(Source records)
+--

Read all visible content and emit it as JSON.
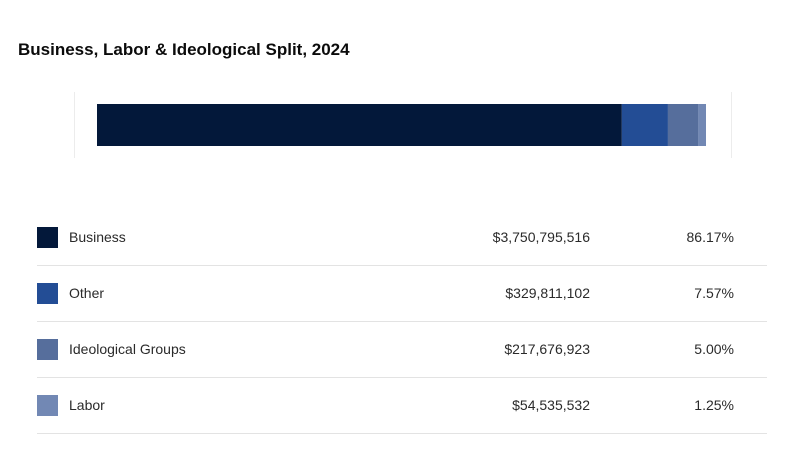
{
  "chart_data": {
    "type": "bar",
    "orientation": "horizontal-stacked-100",
    "title": "Business, Labor & Ideological Split, 2024",
    "legend_placement": "bottom-table",
    "series": [
      {
        "name": "Business",
        "amount": "$3,750,795,516",
        "percent_label": "86.17%",
        "value": 86.17,
        "color": "#03183a"
      },
      {
        "name": "Other",
        "amount": "$329,811,102",
        "percent_label": "7.57%",
        "value": 7.57,
        "color": "#234d95"
      },
      {
        "name": "Ideological Groups",
        "amount": "$217,676,923",
        "percent_label": "5.00%",
        "value": 5.0,
        "color": "#566e9c"
      },
      {
        "name": "Labor",
        "amount": "$54,535,532",
        "percent_label": "1.25%",
        "value": 1.25,
        "color": "#7288b4"
      }
    ]
  }
}
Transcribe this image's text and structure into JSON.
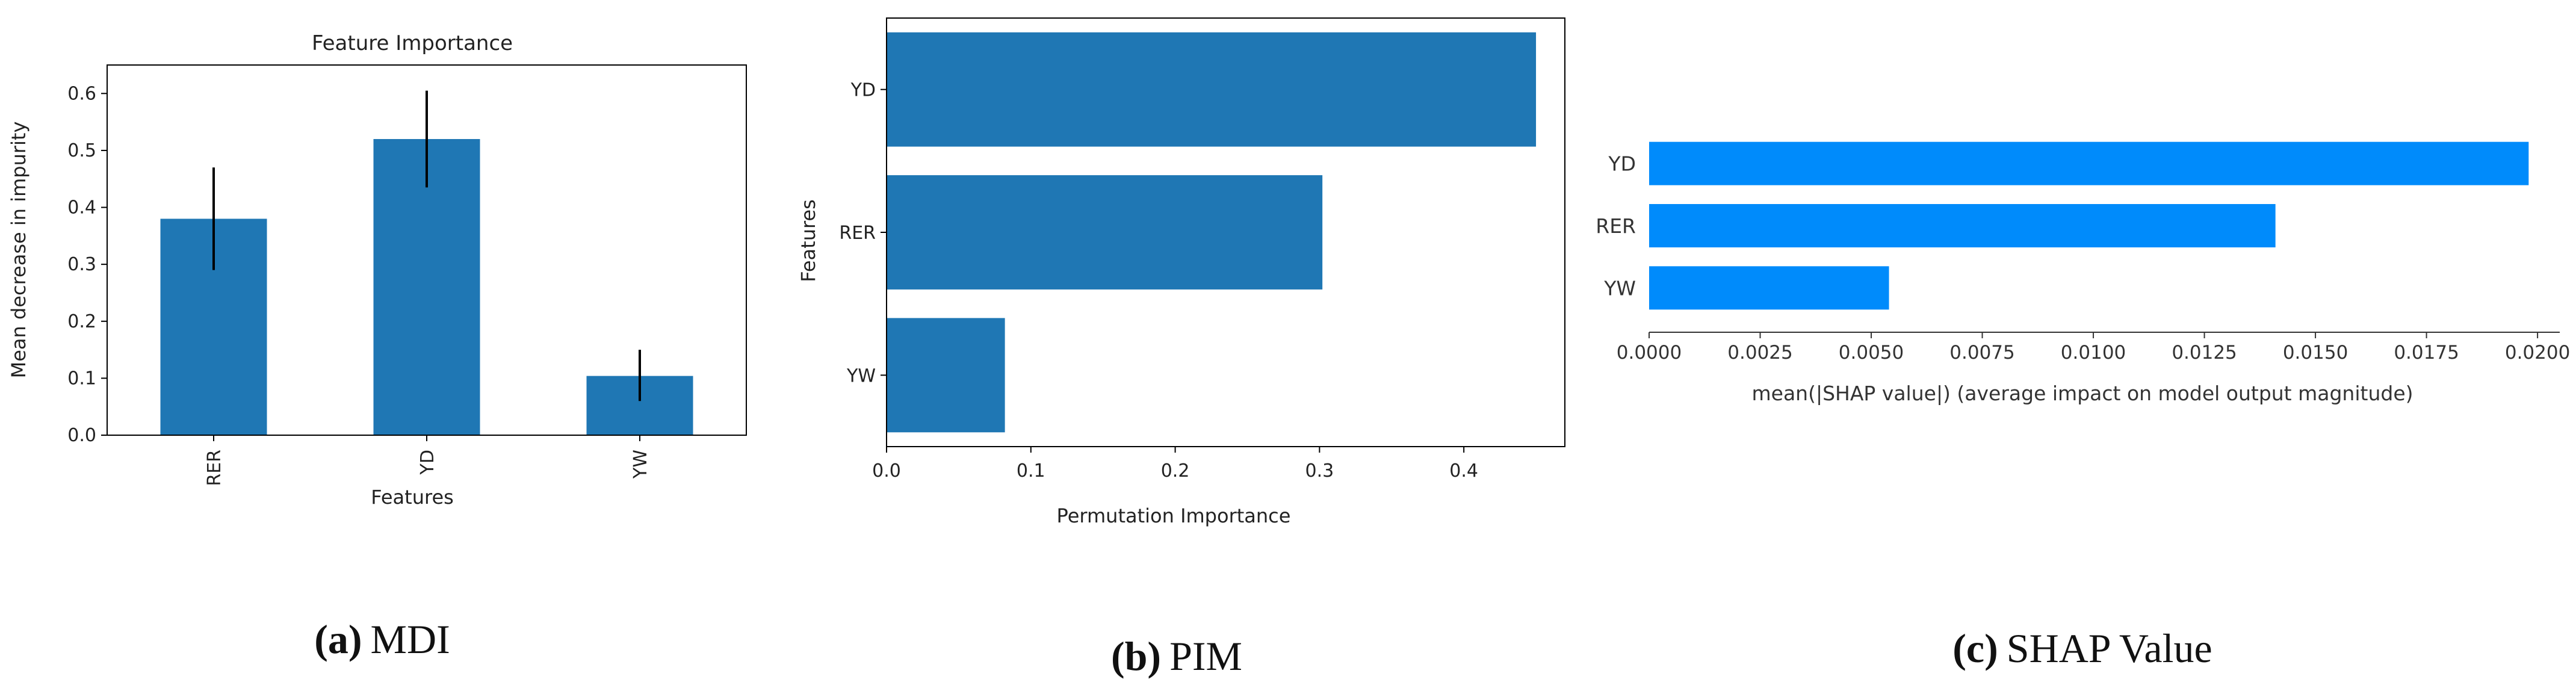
{
  "chart_data": [
    {
      "type": "bar",
      "orientation": "vertical",
      "title": "Feature Importance",
      "xlabel": "Features",
      "ylabel": "Mean decrease in impurity",
      "categories": [
        "RER",
        "YD",
        "YW"
      ],
      "values": [
        0.38,
        0.52,
        0.104
      ],
      "error_low": [
        0.29,
        0.435,
        0.06
      ],
      "error_high": [
        0.47,
        0.605,
        0.15
      ],
      "ylim": [
        0,
        0.65
      ],
      "yticks": [
        0.0,
        0.1,
        0.2,
        0.3,
        0.4,
        0.5,
        0.6
      ],
      "ytick_labels": [
        "0.0",
        "0.1",
        "0.2",
        "0.3",
        "0.4",
        "0.5",
        "0.6"
      ],
      "color": "#1f77b4",
      "caption_letter": "(a)",
      "caption_text": "MDI"
    },
    {
      "type": "bar",
      "orientation": "horizontal",
      "title": "",
      "xlabel": "Permutation Importance",
      "ylabel": "Features",
      "categories": [
        "YD",
        "RER",
        "YW"
      ],
      "values": [
        0.45,
        0.302,
        0.082
      ],
      "xlim": [
        0,
        0.47
      ],
      "xticks": [
        0.0,
        0.1,
        0.2,
        0.3,
        0.4
      ],
      "xtick_labels": [
        "0.0",
        "0.1",
        "0.2",
        "0.3",
        "0.4"
      ],
      "color": "#1f77b4",
      "caption_letter": "(b)",
      "caption_text": "PIM"
    },
    {
      "type": "bar",
      "orientation": "horizontal",
      "title": "",
      "xlabel": "mean(|SHAP value|) (average impact on model output magnitude)",
      "ylabel": "",
      "categories": [
        "YD",
        "RER",
        "YW"
      ],
      "values": [
        0.0198,
        0.0141,
        0.0054
      ],
      "xlim": [
        0,
        0.0205
      ],
      "xticks": [
        0.0,
        0.0025,
        0.005,
        0.0075,
        0.01,
        0.0125,
        0.015,
        0.0175,
        0.02
      ],
      "xtick_labels": [
        "0.0000",
        "0.0025",
        "0.0050",
        "0.0075",
        "0.0100",
        "0.0125",
        "0.0150",
        "0.0175",
        "0.0200"
      ],
      "color": "#008bfb",
      "caption_letter": "(c)",
      "caption_text": "SHAP Value"
    }
  ]
}
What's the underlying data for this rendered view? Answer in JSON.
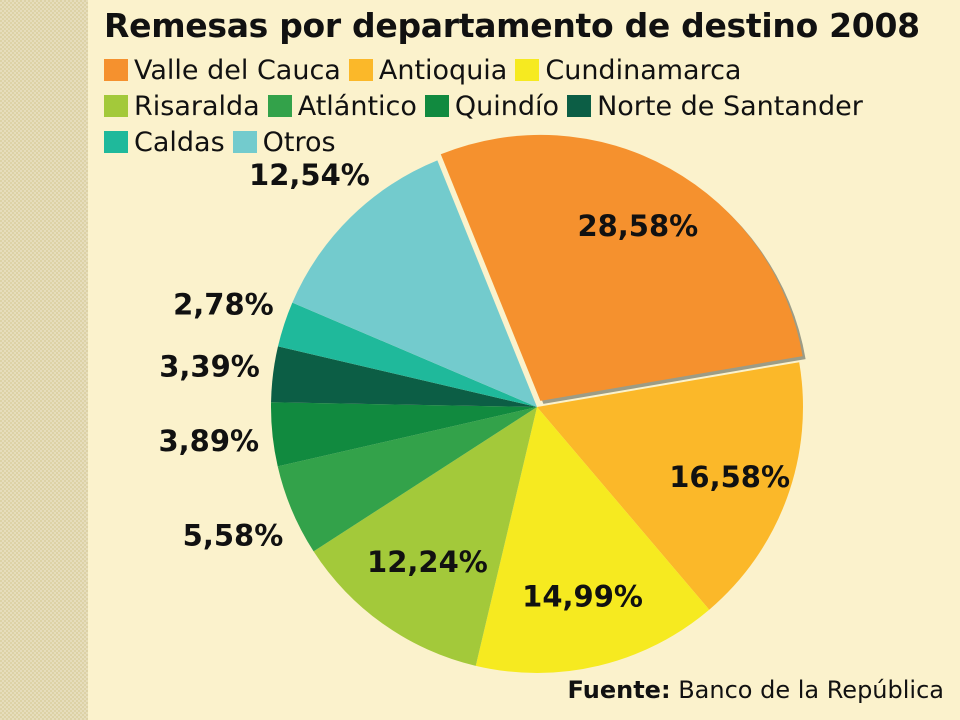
{
  "source": {
    "prefix": "Fuente:",
    "name": "Banco de la República"
  },
  "chart_data": {
    "type": "pie",
    "title": "Remesas por departamento de destino 2008",
    "legend_position": "top",
    "slices": [
      {
        "label": "Valle del Cauca",
        "value": 28.58,
        "display": "28,58%",
        "color": "#f5912e"
      },
      {
        "label": "Antioquia",
        "value": 16.58,
        "display": "16,58%",
        "color": "#fbb829"
      },
      {
        "label": "Cundinamarca",
        "value": 14.99,
        "display": "14,99%",
        "color": "#f6ea20"
      },
      {
        "label": "Risaralda",
        "value": 12.24,
        "display": "12,24%",
        "color": "#a3c93a"
      },
      {
        "label": "Atlántico",
        "value": 5.58,
        "display": "5,58%",
        "color": "#33a24a"
      },
      {
        "label": "Quindío",
        "value": 3.89,
        "display": "3,89%",
        "color": "#118a3f"
      },
      {
        "label": "Norte de Santander",
        "value": 3.39,
        "display": "3,39%",
        "color": "#0c5e45"
      },
      {
        "label": "Caldas",
        "value": 2.78,
        "display": "2,78%",
        "color": "#1fb99b"
      },
      {
        "label": "Otros",
        "value": 12.54,
        "display": "12,54%",
        "color": "#73cbcd"
      }
    ]
  }
}
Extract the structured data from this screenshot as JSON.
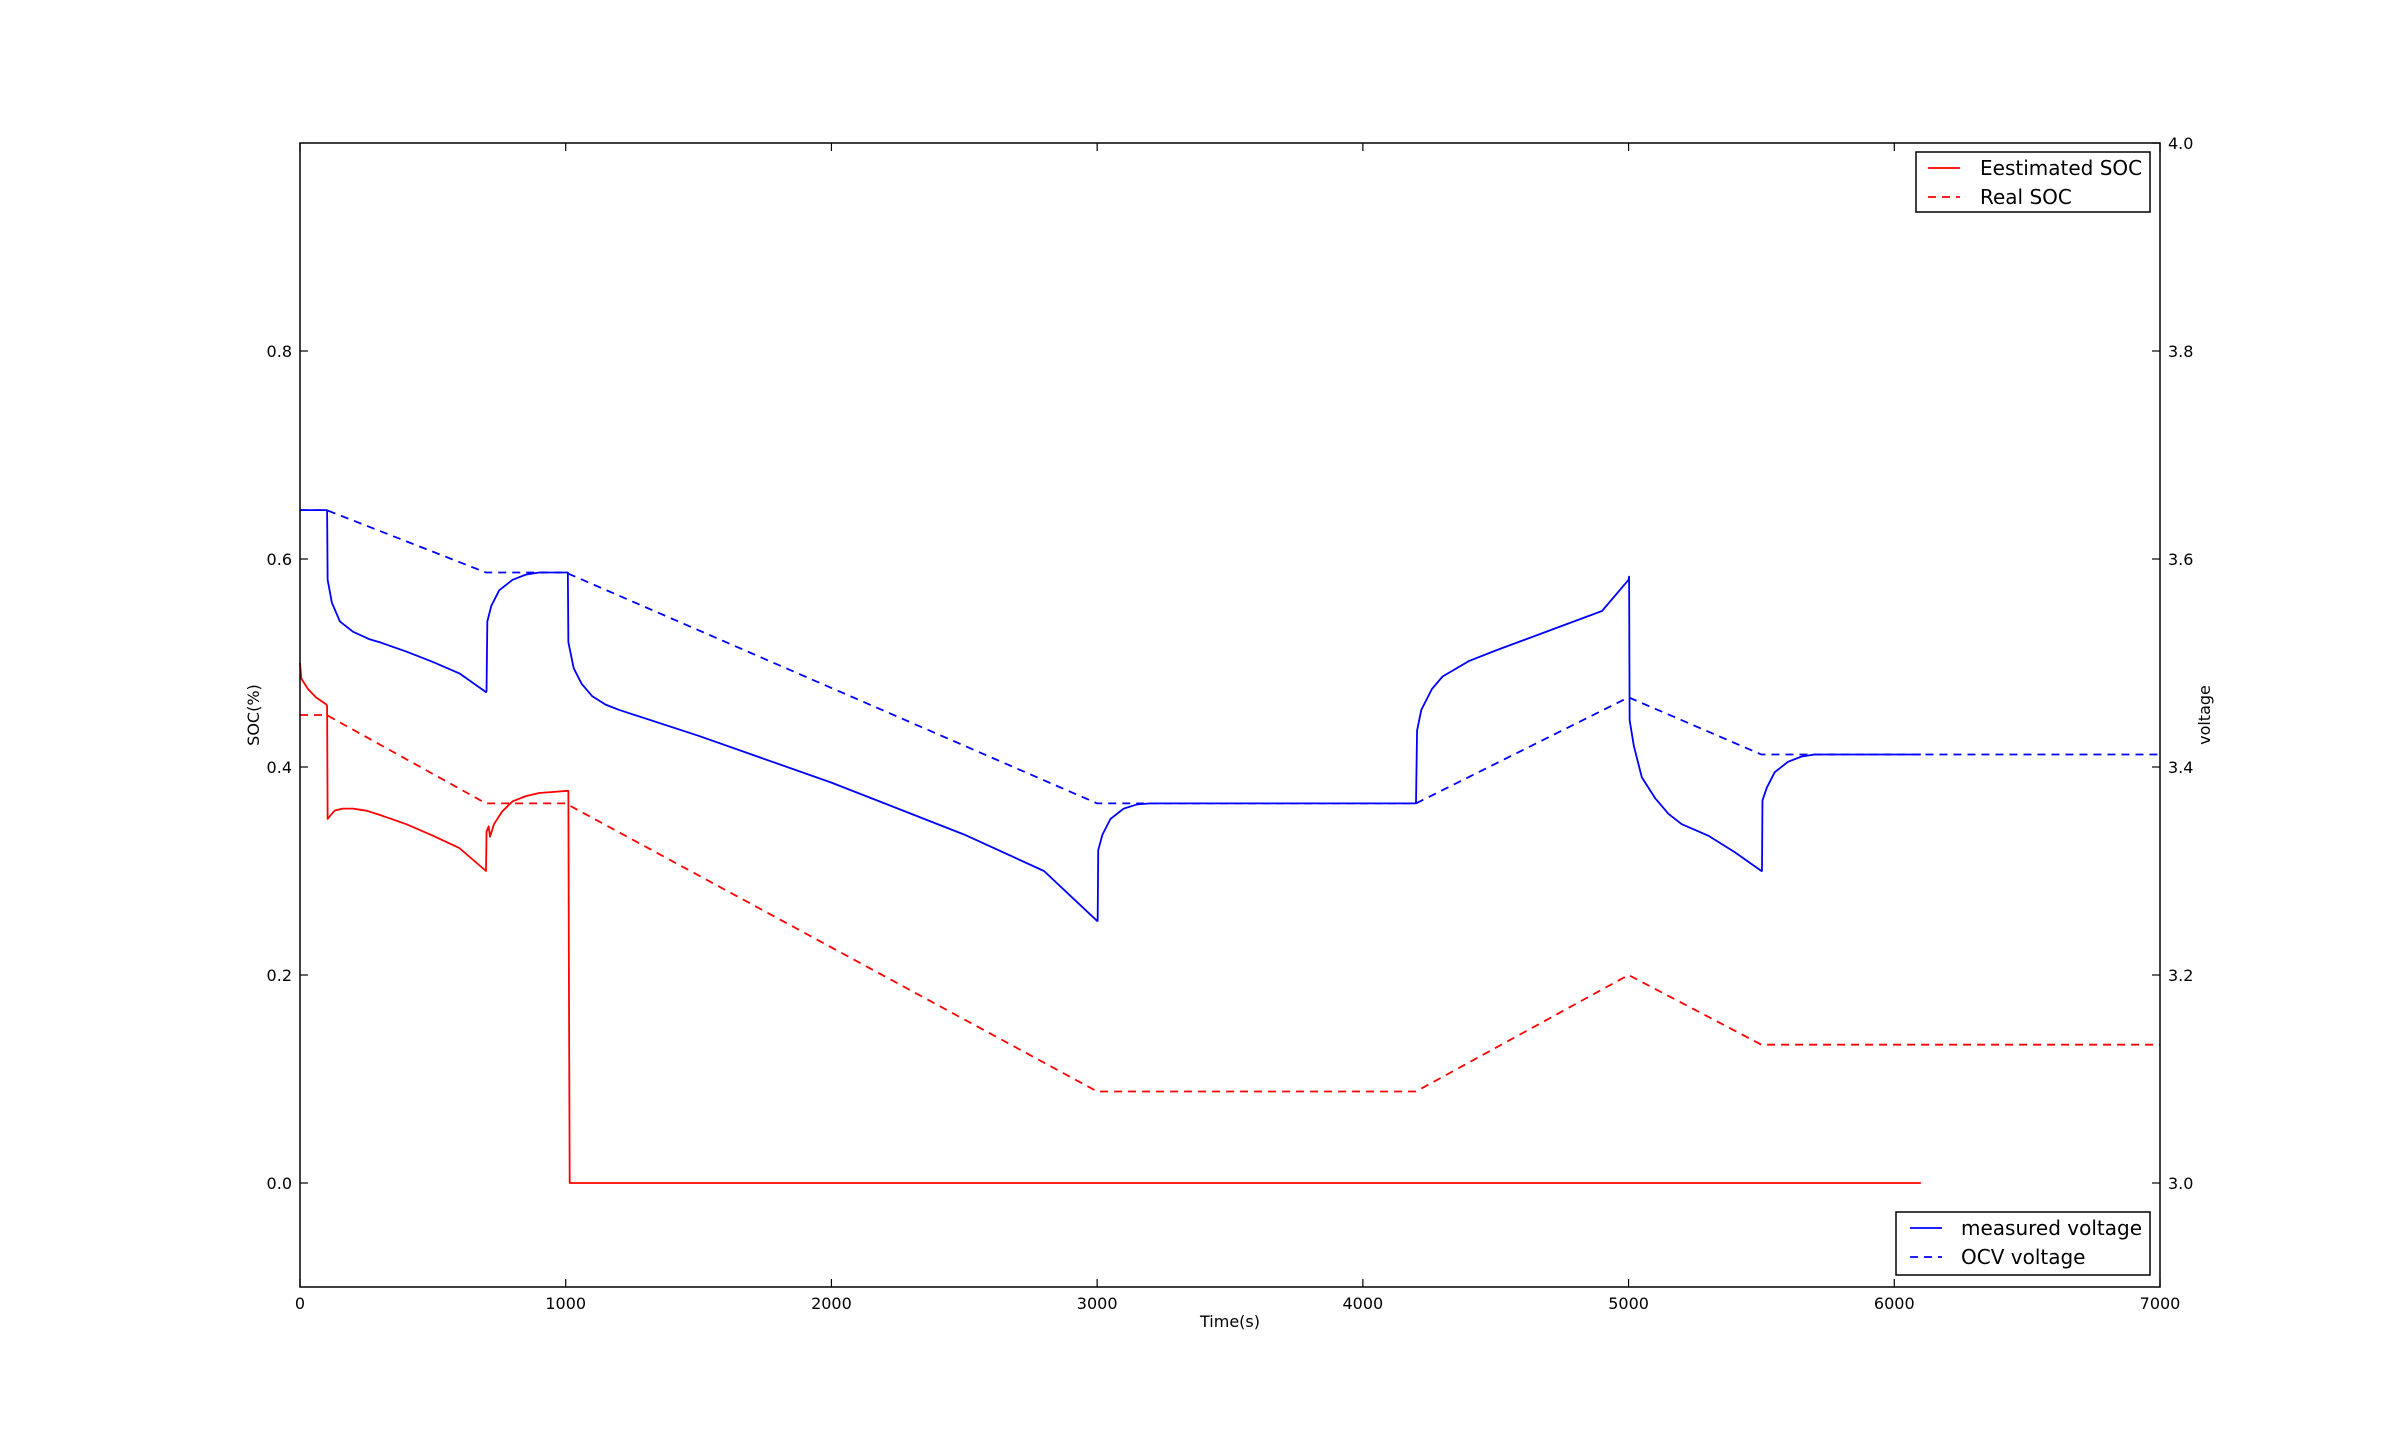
{
  "chart_data": {
    "type": "line",
    "xlabel": "Time(s)",
    "ylabel_left": "SOC(%)",
    "ylabel_right": "voltage",
    "xlim": [
      0,
      7000
    ],
    "ylim_left": [
      -0.1,
      1.0
    ],
    "ylim_right": [
      2.9,
      4.0
    ],
    "x_ticks": [
      0,
      1000,
      2000,
      3000,
      4000,
      5000,
      6000,
      7000
    ],
    "left_ticks": [
      0.0,
      0.2,
      0.4,
      0.6,
      0.8
    ],
    "left_tick_labels": [
      "0.0",
      "0.2",
      "0.4",
      "0.6",
      "0.8"
    ],
    "right_ticks": [
      3.0,
      3.2,
      3.4,
      3.6,
      3.8,
      4.0
    ],
    "right_tick_labels": [
      "3.0",
      "3.2",
      "3.4",
      "3.6",
      "3.8",
      "4.0"
    ],
    "grid": false,
    "legend_left_axis": {
      "placement": "top-right",
      "entries": [
        "Eestimated SOC",
        "Real SOC"
      ]
    },
    "legend_right_axis": {
      "placement": "bottom-right",
      "entries": [
        "measured voltage",
        "OCV voltage"
      ]
    },
    "series": [
      {
        "name": "Eestimated SOC",
        "axis": "left",
        "color": "#ff0000",
        "style": "solid",
        "points": [
          [
            0,
            0.5
          ],
          [
            5,
            0.485
          ],
          [
            30,
            0.475
          ],
          [
            60,
            0.467
          ],
          [
            100,
            0.46
          ],
          [
            102,
            0.458
          ],
          [
            104,
            0.35
          ],
          [
            110,
            0.352
          ],
          [
            130,
            0.358
          ],
          [
            160,
            0.36
          ],
          [
            200,
            0.36
          ],
          [
            250,
            0.358
          ],
          [
            300,
            0.354
          ],
          [
            400,
            0.345
          ],
          [
            500,
            0.334
          ],
          [
            600,
            0.322
          ],
          [
            700,
            0.3
          ],
          [
            702,
            0.338
          ],
          [
            710,
            0.343
          ],
          [
            715,
            0.333
          ],
          [
            730,
            0.345
          ],
          [
            760,
            0.357
          ],
          [
            800,
            0.367
          ],
          [
            850,
            0.372
          ],
          [
            900,
            0.375
          ],
          [
            950,
            0.376
          ],
          [
            1000,
            0.377
          ],
          [
            1010,
            0.377
          ],
          [
            1012,
            0.2
          ],
          [
            1015,
            0.0
          ],
          [
            2000,
            0.0
          ],
          [
            4000,
            0.0
          ],
          [
            6100,
            0.0
          ]
        ]
      },
      {
        "name": "Real SOC",
        "axis": "left",
        "color": "#ff0000",
        "style": "dashed",
        "points": [
          [
            0,
            0.45
          ],
          [
            100,
            0.45
          ],
          [
            700,
            0.365
          ],
          [
            1000,
            0.365
          ],
          [
            3000,
            0.088
          ],
          [
            4200,
            0.088
          ],
          [
            5000,
            0.2
          ],
          [
            5500,
            0.133
          ],
          [
            7000,
            0.133
          ]
        ]
      },
      {
        "name": "measured voltage",
        "axis": "right",
        "color": "#0000ff",
        "style": "solid",
        "points": [
          [
            0,
            3.647
          ],
          [
            100,
            3.647
          ],
          [
            102,
            3.647
          ],
          [
            104,
            3.58
          ],
          [
            120,
            3.558
          ],
          [
            150,
            3.54
          ],
          [
            200,
            3.53
          ],
          [
            260,
            3.523
          ],
          [
            300,
            3.52
          ],
          [
            400,
            3.511
          ],
          [
            500,
            3.501
          ],
          [
            600,
            3.49
          ],
          [
            700,
            3.472
          ],
          [
            702,
            3.473
          ],
          [
            705,
            3.54
          ],
          [
            720,
            3.555
          ],
          [
            750,
            3.57
          ],
          [
            800,
            3.58
          ],
          [
            850,
            3.585
          ],
          [
            900,
            3.587
          ],
          [
            1000,
            3.587
          ],
          [
            1008,
            3.587
          ],
          [
            1010,
            3.52
          ],
          [
            1030,
            3.495
          ],
          [
            1060,
            3.48
          ],
          [
            1100,
            3.468
          ],
          [
            1150,
            3.46
          ],
          [
            1200,
            3.455
          ],
          [
            1500,
            3.43
          ],
          [
            2000,
            3.385
          ],
          [
            2500,
            3.335
          ],
          [
            2800,
            3.3
          ],
          [
            3000,
            3.252
          ],
          [
            3002,
            3.252
          ],
          [
            3004,
            3.32
          ],
          [
            3020,
            3.335
          ],
          [
            3050,
            3.35
          ],
          [
            3100,
            3.36
          ],
          [
            3150,
            3.364
          ],
          [
            3200,
            3.365
          ],
          [
            4200,
            3.365
          ],
          [
            4204,
            3.435
          ],
          [
            4220,
            3.455
          ],
          [
            4260,
            3.475
          ],
          [
            4300,
            3.487
          ],
          [
            4400,
            3.502
          ],
          [
            4500,
            3.512
          ],
          [
            4700,
            3.531
          ],
          [
            4900,
            3.55
          ],
          [
            5000,
            3.58
          ],
          [
            5002,
            3.583
          ],
          [
            5004,
            3.445
          ],
          [
            5020,
            3.42
          ],
          [
            5050,
            3.39
          ],
          [
            5100,
            3.37
          ],
          [
            5150,
            3.355
          ],
          [
            5200,
            3.345
          ],
          [
            5300,
            3.334
          ],
          [
            5400,
            3.318
          ],
          [
            5500,
            3.3
          ],
          [
            5502,
            3.3
          ],
          [
            5504,
            3.368
          ],
          [
            5520,
            3.38
          ],
          [
            5550,
            3.395
          ],
          [
            5600,
            3.405
          ],
          [
            5650,
            3.41
          ],
          [
            5700,
            3.412
          ],
          [
            6100,
            3.412
          ]
        ]
      },
      {
        "name": "OCV voltage",
        "axis": "right",
        "color": "#0000ff",
        "style": "dashed",
        "points": [
          [
            0,
            3.647
          ],
          [
            100,
            3.647
          ],
          [
            700,
            3.587
          ],
          [
            1000,
            3.587
          ],
          [
            3000,
            3.365
          ],
          [
            4200,
            3.365
          ],
          [
            5000,
            3.467
          ],
          [
            5500,
            3.412
          ],
          [
            7000,
            3.412
          ]
        ]
      }
    ]
  }
}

+--

■ TASK DETAILS
Only a number is wanted: how many lines contain "Ideological"?

■ TASK OUTPUT
2